Stated goal:
Gather up the lines with the word "from" in them.
>> Start Provided data
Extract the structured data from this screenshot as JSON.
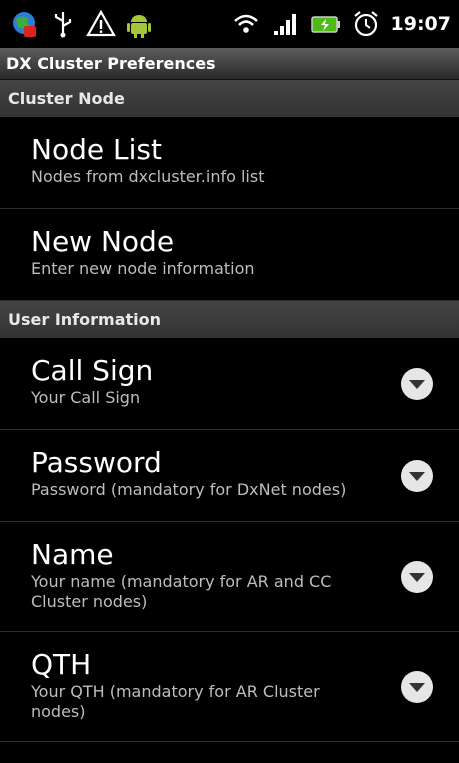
{
  "status_bar": {
    "time": "19:07",
    "icons": [
      "globe-notification-icon",
      "usb-icon",
      "warning-icon",
      "android-icon",
      "wifi-icon",
      "signal-icon",
      "battery-charging-icon",
      "alarm-icon"
    ]
  },
  "title_bar": {
    "title": "DX Cluster Preferences"
  },
  "categories": [
    {
      "label": "Cluster Node",
      "items": [
        {
          "title": "Node List",
          "summary": "Nodes from dxcluster.info list"
        },
        {
          "title": "New Node",
          "summary": "Enter new node information"
        }
      ]
    },
    {
      "label": "User Information",
      "items": [
        {
          "title": "Call Sign",
          "summary": "Your Call Sign"
        },
        {
          "title": "Password",
          "summary": "Password (mandatory for DxNet nodes)"
        },
        {
          "title": "Name",
          "summary": "Your name (mandatory for AR and CC Cluster nodes)"
        },
        {
          "title": "QTH",
          "summary": "Your QTH (mandatory for AR Cluster nodes)"
        }
      ]
    }
  ],
  "colors": {
    "background": "#000000",
    "category_bg": "#3a3a3a",
    "summary_text": "#bdbdbd"
  }
}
>> End Provided data
Solution to this problem:
Extract the structured data from this screenshot as JSON.
          "summary": "Nodes from dxcluster.info list"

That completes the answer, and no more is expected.